══ Data extract ══

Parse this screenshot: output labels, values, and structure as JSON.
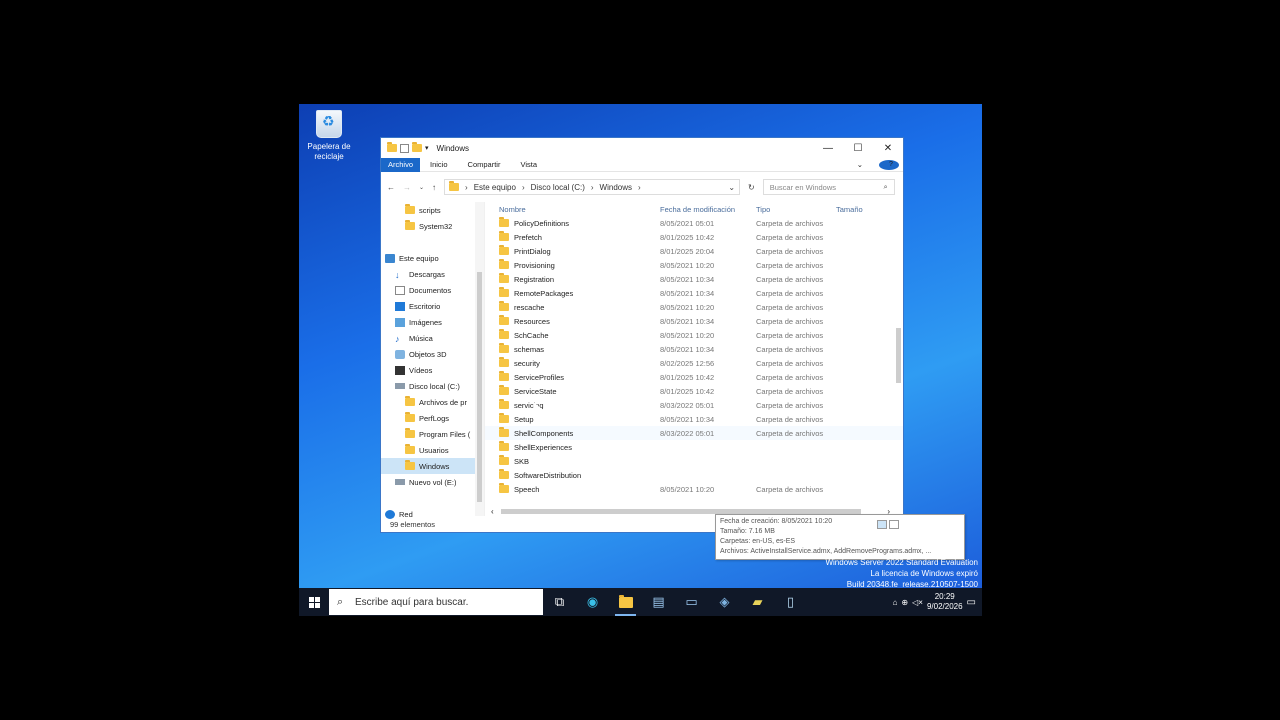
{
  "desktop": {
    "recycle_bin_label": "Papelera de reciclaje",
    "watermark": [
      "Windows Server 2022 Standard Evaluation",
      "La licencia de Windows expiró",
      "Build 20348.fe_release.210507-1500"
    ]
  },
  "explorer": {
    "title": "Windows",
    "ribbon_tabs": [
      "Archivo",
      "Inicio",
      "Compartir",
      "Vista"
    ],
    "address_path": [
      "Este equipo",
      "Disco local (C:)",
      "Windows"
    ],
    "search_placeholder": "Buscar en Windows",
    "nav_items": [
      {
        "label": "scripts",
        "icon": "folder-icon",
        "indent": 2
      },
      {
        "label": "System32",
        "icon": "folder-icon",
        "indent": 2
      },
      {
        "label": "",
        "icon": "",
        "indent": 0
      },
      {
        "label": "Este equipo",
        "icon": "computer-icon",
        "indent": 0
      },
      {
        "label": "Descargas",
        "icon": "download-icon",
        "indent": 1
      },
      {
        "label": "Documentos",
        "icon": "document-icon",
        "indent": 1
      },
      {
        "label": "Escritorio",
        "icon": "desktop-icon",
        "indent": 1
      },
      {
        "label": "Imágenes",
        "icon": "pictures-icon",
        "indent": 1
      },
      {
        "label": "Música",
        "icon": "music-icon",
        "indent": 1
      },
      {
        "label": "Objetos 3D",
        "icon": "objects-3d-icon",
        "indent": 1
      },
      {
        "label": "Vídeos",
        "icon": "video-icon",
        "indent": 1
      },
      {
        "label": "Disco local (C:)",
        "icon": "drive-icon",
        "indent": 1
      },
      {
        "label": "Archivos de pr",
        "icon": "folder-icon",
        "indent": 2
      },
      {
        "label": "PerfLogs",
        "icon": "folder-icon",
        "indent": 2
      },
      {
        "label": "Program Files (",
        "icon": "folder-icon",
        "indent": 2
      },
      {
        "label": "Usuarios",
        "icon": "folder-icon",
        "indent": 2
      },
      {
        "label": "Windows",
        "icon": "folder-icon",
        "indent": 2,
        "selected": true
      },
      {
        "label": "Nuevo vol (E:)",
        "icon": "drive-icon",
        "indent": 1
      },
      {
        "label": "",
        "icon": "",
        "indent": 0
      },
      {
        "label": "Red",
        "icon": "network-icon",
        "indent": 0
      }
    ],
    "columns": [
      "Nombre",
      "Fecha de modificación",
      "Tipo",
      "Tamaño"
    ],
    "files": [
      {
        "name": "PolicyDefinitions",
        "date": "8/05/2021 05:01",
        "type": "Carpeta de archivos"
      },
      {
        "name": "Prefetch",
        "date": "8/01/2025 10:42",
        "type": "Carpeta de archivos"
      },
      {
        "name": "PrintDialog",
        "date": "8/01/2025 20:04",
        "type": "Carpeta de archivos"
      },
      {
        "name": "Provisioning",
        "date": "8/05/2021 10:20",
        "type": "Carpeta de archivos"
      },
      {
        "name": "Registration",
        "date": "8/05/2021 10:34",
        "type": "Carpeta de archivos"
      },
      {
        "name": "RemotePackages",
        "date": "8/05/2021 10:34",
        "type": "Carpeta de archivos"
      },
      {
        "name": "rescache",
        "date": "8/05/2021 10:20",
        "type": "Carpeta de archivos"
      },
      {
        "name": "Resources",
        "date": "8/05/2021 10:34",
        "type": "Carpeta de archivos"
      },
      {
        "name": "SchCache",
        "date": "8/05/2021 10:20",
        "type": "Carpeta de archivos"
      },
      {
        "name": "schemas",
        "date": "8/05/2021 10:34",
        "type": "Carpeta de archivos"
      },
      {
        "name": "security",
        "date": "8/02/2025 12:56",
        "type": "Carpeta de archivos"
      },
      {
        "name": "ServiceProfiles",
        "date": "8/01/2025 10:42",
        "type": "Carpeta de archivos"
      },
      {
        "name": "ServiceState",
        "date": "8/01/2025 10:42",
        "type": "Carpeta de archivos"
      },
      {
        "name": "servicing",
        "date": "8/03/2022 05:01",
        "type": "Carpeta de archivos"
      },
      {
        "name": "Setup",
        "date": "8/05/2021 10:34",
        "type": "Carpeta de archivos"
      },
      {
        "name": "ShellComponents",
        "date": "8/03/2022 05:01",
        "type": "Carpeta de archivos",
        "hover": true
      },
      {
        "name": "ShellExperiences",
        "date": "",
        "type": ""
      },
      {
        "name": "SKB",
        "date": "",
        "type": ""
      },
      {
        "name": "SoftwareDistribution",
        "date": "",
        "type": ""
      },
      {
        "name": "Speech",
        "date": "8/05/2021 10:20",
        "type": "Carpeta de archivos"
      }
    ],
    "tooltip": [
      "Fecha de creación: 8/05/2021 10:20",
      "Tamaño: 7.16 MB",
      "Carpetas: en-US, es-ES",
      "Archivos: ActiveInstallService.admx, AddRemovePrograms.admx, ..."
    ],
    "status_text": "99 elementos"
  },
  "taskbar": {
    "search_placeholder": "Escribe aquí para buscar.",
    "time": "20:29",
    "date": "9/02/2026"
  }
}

═══

- _Requirement_: Your answer must be an exact copy of the records above, with every picture left out.

- _Response to this exercise_:
Parse this screenshot: output labels, values, and structure as JSON.
{
  "desktop": {
    "recycle_bin_label": "Papelera de reciclaje",
    "watermark": [
      "Windows Server 2022 Standard Evaluation",
      "La licencia de Windows expiró",
      "Build 20348.fe_release.210507-1500"
    ]
  },
  "explorer": {
    "title": "Windows",
    "ribbon_tabs": [
      "Archivo",
      "Inicio",
      "Compartir",
      "Vista"
    ],
    "address_path": [
      "Este equipo",
      "Disco local (C:)",
      "Windows"
    ],
    "search_placeholder": "Buscar en Windows",
    "nav_items": [
      {
        "label": "scripts",
        "icon": "folder-icon",
        "indent": 2
      },
      {
        "label": "System32",
        "icon": "folder-icon",
        "indent": 2
      },
      {
        "label": "",
        "icon": "",
        "indent": 0
      },
      {
        "label": "Este equipo",
        "icon": "computer-icon",
        "indent": 0
      },
      {
        "label": "Descargas",
        "icon": "download-icon",
        "indent": 1
      },
      {
        "label": "Documentos",
        "icon": "document-icon",
        "indent": 1
      },
      {
        "label": "Escritorio",
        "icon": "desktop-icon",
        "indent": 1
      },
      {
        "label": "Imágenes",
        "icon": "pictures-icon",
        "indent": 1
      },
      {
        "label": "Música",
        "icon": "music-icon",
        "indent": 1
      },
      {
        "label": "Objetos 3D",
        "icon": "objects-3d-icon",
        "indent": 1
      },
      {
        "label": "Vídeos",
        "icon": "video-icon",
        "indent": 1
      },
      {
        "label": "Disco local (C:)",
        "icon": "drive-icon",
        "indent": 1
      },
      {
        "label": "Archivos de pr",
        "icon": "folder-icon",
        "indent": 2
      },
      {
        "label": "PerfLogs",
        "icon": "folder-icon",
        "indent": 2
      },
      {
        "label": "Program Files (",
        "icon": "folder-icon",
        "indent": 2
      },
      {
        "label": "Usuarios",
        "icon": "folder-icon",
        "indent": 2
      },
      {
        "label": "Windows",
        "icon": "folder-icon",
        "indent": 2,
        "selected": true
      },
      {
        "label": "Nuevo vol (E:)",
        "icon": "drive-icon",
        "indent": 1
      },
      {
        "label": "",
        "icon": "",
        "indent": 0
      },
      {
        "label": "Red",
        "icon": "network-icon",
        "indent": 0
      }
    ],
    "columns": [
      "Nombre",
      "Fecha de modificación",
      "Tipo",
      "Tamaño"
    ],
    "files": [
      {
        "name": "PolicyDefinitions",
        "date": "8/05/2021 05:01",
        "type": "Carpeta de archivos"
      },
      {
        "name": "Prefetch",
        "date": "8/01/2025 10:42",
        "type": "Carpeta de archivos"
      },
      {
        "name": "PrintDialog",
        "date": "8/01/2025 20:04",
        "type": "Carpeta de archivos"
      },
      {
        "name": "Provisioning",
        "date": "8/05/2021 10:20",
        "type": "Carpeta de archivos"
      },
      {
        "name": "Registration",
        "date": "8/05/2021 10:34",
        "type": "Carpeta de archivos"
      },
      {
        "name": "RemotePackages",
        "date": "8/05/2021 10:34",
        "type": "Carpeta de archivos"
      },
      {
        "name": "rescache",
        "date": "8/05/2021 10:20",
        "type": "Carpeta de archivos"
      },
      {
        "name": "Resources",
        "date": "8/05/2021 10:34",
        "type": "Carpeta de archivos"
      },
      {
        "name": "SchCache",
        "date": "8/05/2021 10:20",
        "type": "Carpeta de archivos"
      },
      {
        "name": "schemas",
        "date": "8/05/2021 10:34",
        "type": "Carpeta de archivos"
      },
      {
        "name": "security",
        "date": "8/02/2025 12:56",
        "type": "Carpeta de archivos"
      },
      {
        "name": "ServiceProfiles",
        "date": "8/01/2025 10:42",
        "type": "Carpeta de archivos"
      },
      {
        "name": "ServiceState",
        "date": "8/01/2025 10:42",
        "type": "Carpeta de archivos"
      },
      {
        "name": "servicing",
        "date": "8/03/2022 05:01",
        "type": "Carpeta de archivos"
      },
      {
        "name": "Setup",
        "date": "8/05/2021 10:34",
        "type": "Carpeta de archivos"
      },
      {
        "name": "ShellComponents",
        "date": "8/03/2022 05:01",
        "type": "Carpeta de archivos",
        "hover": true
      },
      {
        "name": "ShellExperiences",
        "date": "",
        "type": ""
      },
      {
        "name": "SKB",
        "date": "",
        "type": ""
      },
      {
        "name": "SoftwareDistribution",
        "date": "",
        "type": ""
      },
      {
        "name": "Speech",
        "date": "8/05/2021 10:20",
        "type": "Carpeta de archivos"
      }
    ],
    "tooltip": [
      "Fecha de creación: 8/05/2021 10:20",
      "Tamaño: 7.16 MB",
      "Carpetas: en-US, es-ES",
      "Archivos: ActiveInstallService.admx, AddRemovePrograms.admx, ..."
    ],
    "status_text": "99 elementos"
  },
  "taskbar": {
    "search_placeholder": "Escribe aquí para buscar.",
    "time": "20:29",
    "date": "9/02/2026"
  }
}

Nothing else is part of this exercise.